• RECORDED INFORMATION
╔══

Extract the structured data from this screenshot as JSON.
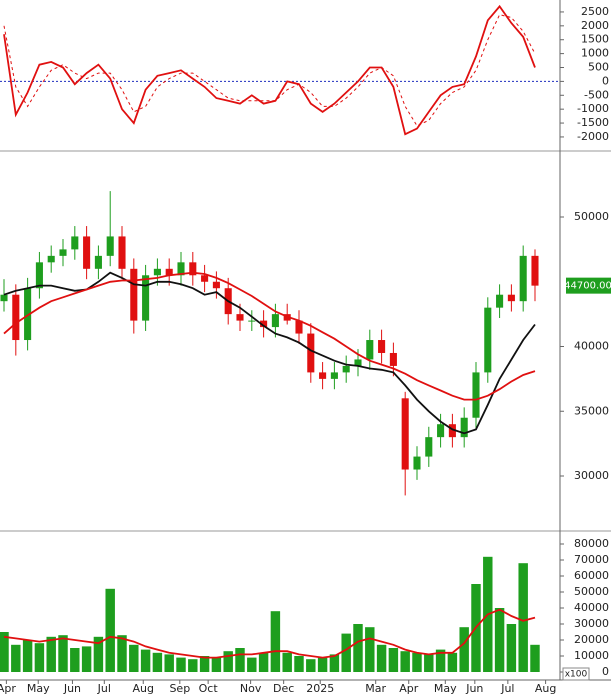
{
  "chart_data": [
    {
      "type": "line",
      "x": [
        0,
        1,
        2,
        3,
        4,
        5,
        6,
        7,
        8,
        9,
        10,
        11,
        12,
        13,
        14,
        15,
        16,
        17,
        18,
        19,
        20,
        21,
        22,
        23,
        24,
        25,
        26,
        27,
        28,
        29,
        30,
        31,
        32,
        33,
        34,
        35,
        36,
        37,
        38,
        39,
        40,
        41,
        42,
        43,
        44,
        45
      ],
      "xlim": [
        -0.34,
        47.12
      ],
      "ylim": [
        -2470,
        2930
      ],
      "yticks": [
        2500,
        2000,
        1500,
        1000,
        500,
        0,
        -500,
        -1000,
        -1500,
        -2000
      ],
      "reference_line": 0,
      "reference_color": "#1f2fbf",
      "series": [
        {
          "color": "#e01010",
          "dash": false,
          "values": [
            1700,
            -1200,
            -400,
            600,
            700,
            500,
            -100,
            300,
            600,
            100,
            -1000,
            -1500,
            -300,
            200,
            300,
            400,
            100,
            -200,
            -600,
            -700,
            -800,
            -500,
            -800,
            -700,
            0,
            -100,
            -800,
            -1100,
            -800,
            -400,
            0,
            500,
            500,
            -200,
            -1900,
            -1700,
            -1100,
            -500,
            -200,
            -100,
            900,
            2200,
            2700,
            2100,
            1600,
            500
          ]
        },
        {
          "color": "#e01010",
          "dash": true,
          "values": [
            2000,
            -200,
            -900,
            -200,
            400,
            600,
            300,
            100,
            300,
            300,
            -300,
            -1100,
            -900,
            -200,
            100,
            300,
            300,
            0,
            -300,
            -600,
            -700,
            -700,
            -700,
            -700,
            -300,
            -100,
            -400,
            -900,
            -900,
            -600,
            -200,
            300,
            500,
            200,
            -900,
            -1600,
            -1400,
            -800,
            -400,
            -200,
            400,
            1500,
            2400,
            2300,
            1800,
            1000
          ]
        }
      ]
    },
    {
      "type": "candlestick",
      "x": [
        0,
        1,
        2,
        3,
        4,
        5,
        6,
        7,
        8,
        9,
        10,
        11,
        12,
        13,
        14,
        15,
        16,
        17,
        18,
        19,
        20,
        21,
        22,
        23,
        24,
        25,
        26,
        27,
        28,
        29,
        30,
        31,
        32,
        33,
        34,
        35,
        36,
        37,
        38,
        39,
        40,
        41,
        42,
        43,
        44,
        45
      ],
      "xlim": [
        -0.34,
        47.12
      ],
      "ylim": [
        25830,
        55020
      ],
      "yticks": [
        50000,
        40000,
        35000,
        30000
      ],
      "up_color": "#1e9e1e",
      "down_color": "#e01010",
      "open": [
        43500,
        44000,
        40500,
        44500,
        46500,
        47000,
        47500,
        48500,
        46000,
        47000,
        48500,
        46000,
        42000,
        45500,
        46000,
        45500,
        46500,
        45500,
        45000,
        44500,
        42500,
        42000,
        42000,
        41500,
        42500,
        42000,
        41000,
        38000,
        37500,
        38000,
        38500,
        39000,
        40500,
        39500,
        36000,
        30500,
        31500,
        33000,
        34000,
        33000,
        34500,
        38000,
        43000,
        44000,
        43500,
        47000
      ],
      "high": [
        45200,
        44800,
        45300,
        47300,
        47800,
        48300,
        49300,
        49300,
        47800,
        52000,
        49300,
        46800,
        46300,
        46800,
        46800,
        47300,
        47300,
        46300,
        45800,
        45300,
        43300,
        42800,
        42800,
        43300,
        43300,
        42800,
        41800,
        38800,
        38800,
        39300,
        39800,
        41300,
        41300,
        40300,
        36500,
        32300,
        33800,
        34800,
        34800,
        35300,
        38800,
        43800,
        44800,
        44800,
        47800,
        47500
      ],
      "low": [
        42700,
        39300,
        39700,
        43700,
        45700,
        46200,
        46700,
        45200,
        45200,
        46200,
        45200,
        41000,
        41200,
        44700,
        44700,
        44700,
        44700,
        44200,
        43700,
        41700,
        41200,
        41200,
        40700,
        40700,
        41700,
        40200,
        37200,
        36700,
        36700,
        37200,
        37700,
        38200,
        38700,
        37700,
        28500,
        29700,
        30700,
        32200,
        32200,
        32200,
        33700,
        37200,
        42200,
        42700,
        42700,
        43500
      ],
      "close": [
        44000,
        40500,
        44500,
        46500,
        47000,
        47500,
        48500,
        46000,
        47000,
        48500,
        46000,
        42000,
        45500,
        46000,
        45500,
        46500,
        45500,
        45000,
        44500,
        42500,
        42000,
        42000,
        41500,
        42500,
        42000,
        41000,
        38000,
        37500,
        38000,
        38500,
        39000,
        40500,
        39500,
        38500,
        30500,
        31500,
        33000,
        34000,
        33000,
        34500,
        38000,
        43000,
        44000,
        43500,
        47000,
        44700
      ],
      "series": [
        {
          "color": "#111111",
          "values": [
            44000,
            44300,
            44500,
            44700,
            44700,
            44500,
            44300,
            44400,
            45000,
            45700,
            45300,
            44800,
            44700,
            45000,
            45000,
            44800,
            44500,
            44000,
            44200,
            43500,
            43000,
            42300,
            41600,
            41000,
            40700,
            40300,
            39700,
            39300,
            38900,
            38600,
            38500,
            38300,
            38200,
            38000,
            37000,
            35900,
            35000,
            34200,
            33600,
            33300,
            33600,
            35500,
            37500,
            39000,
            40500,
            41700
          ]
        },
        {
          "color": "#e01010",
          "values": [
            41000,
            41800,
            42400,
            43000,
            43500,
            43800,
            44100,
            44400,
            44700,
            45000,
            45100,
            45100,
            45200,
            45300,
            45500,
            45600,
            45700,
            45600,
            45300,
            44900,
            44400,
            43900,
            43300,
            42700,
            42300,
            42000,
            41600,
            41100,
            40600,
            40000,
            39400,
            38900,
            38600,
            38300,
            37900,
            37400,
            37000,
            36600,
            36200,
            35900,
            35900,
            36200,
            36700,
            37300,
            37800,
            38100
          ]
        }
      ],
      "last_price": {
        "value": 44700,
        "label": "44700.00"
      },
      "last_price_color": "#1e9e1e"
    },
    {
      "type": "bar",
      "x": [
        0,
        1,
        2,
        3,
        4,
        5,
        6,
        7,
        8,
        9,
        10,
        11,
        12,
        13,
        14,
        15,
        16,
        17,
        18,
        19,
        20,
        21,
        22,
        23,
        24,
        25,
        26,
        27,
        28,
        29,
        30,
        31,
        32,
        33,
        34,
        35,
        36,
        37,
        38,
        39,
        40,
        41,
        42,
        43,
        44,
        45
      ],
      "xlim": [
        -0.34,
        47.12
      ],
      "xticks": [
        {
          "value": 0.2,
          "label": "Apr"
        },
        {
          "value": 2.9,
          "label": "May"
        },
        {
          "value": 5.8,
          "label": "Jun"
        },
        {
          "value": 8.5,
          "label": "Jul"
        },
        {
          "value": 11.8,
          "label": "Aug"
        },
        {
          "value": 14.9,
          "label": "Sep"
        },
        {
          "value": 17.3,
          "label": "Oct"
        },
        {
          "value": 20.9,
          "label": "Nov"
        },
        {
          "value": 23.7,
          "label": "Dec"
        },
        {
          "value": 26.8,
          "label": "2025"
        },
        {
          "value": 31.5,
          "label": "Mar"
        },
        {
          "value": 34.3,
          "label": "Apr"
        },
        {
          "value": 37.4,
          "label": "May"
        },
        {
          "value": 39.9,
          "label": "Jun"
        },
        {
          "value": 42.7,
          "label": "Jul"
        },
        {
          "value": 45.9,
          "label": "Aug"
        }
      ],
      "ylim": [
        0,
        87500
      ],
      "yticks": [
        80000,
        70000,
        60000,
        50000,
        40000,
        30000,
        20000,
        10000,
        0
      ],
      "unit_label": "x100",
      "color": "#1e9e1e",
      "values": [
        25000,
        17000,
        20000,
        18000,
        22000,
        23000,
        15000,
        16000,
        22000,
        52000,
        23000,
        17000,
        14000,
        12000,
        11000,
        9000,
        8000,
        10000,
        9000,
        13000,
        15000,
        9000,
        12000,
        38000,
        12000,
        10000,
        8000,
        9000,
        11000,
        24000,
        30000,
        28000,
        17000,
        15000,
        13000,
        12000,
        11000,
        14000,
        12000,
        28000,
        55000,
        72000,
        40000,
        30000,
        68000,
        17000
      ],
      "series": [
        {
          "color": "#e01010",
          "values": [
            22000,
            21000,
            20000,
            19000,
            20000,
            21000,
            20000,
            19000,
            18000,
            22000,
            21000,
            19000,
            16000,
            14000,
            12000,
            11000,
            10000,
            9000,
            9000,
            10000,
            11000,
            11000,
            12000,
            13000,
            13000,
            11000,
            10000,
            9000,
            10000,
            14000,
            19000,
            21000,
            19000,
            17000,
            14000,
            12000,
            11000,
            12000,
            12000,
            18000,
            28000,
            36000,
            39000,
            35000,
            32000,
            34000
          ]
        }
      ]
    }
  ]
}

╚══

• TASK TO CARRY OUT
All lines of the data above that include the word "type" must be shown.

• OUTPUT
      "type": "line",
      "type": "candlestick",
      "type": "bar",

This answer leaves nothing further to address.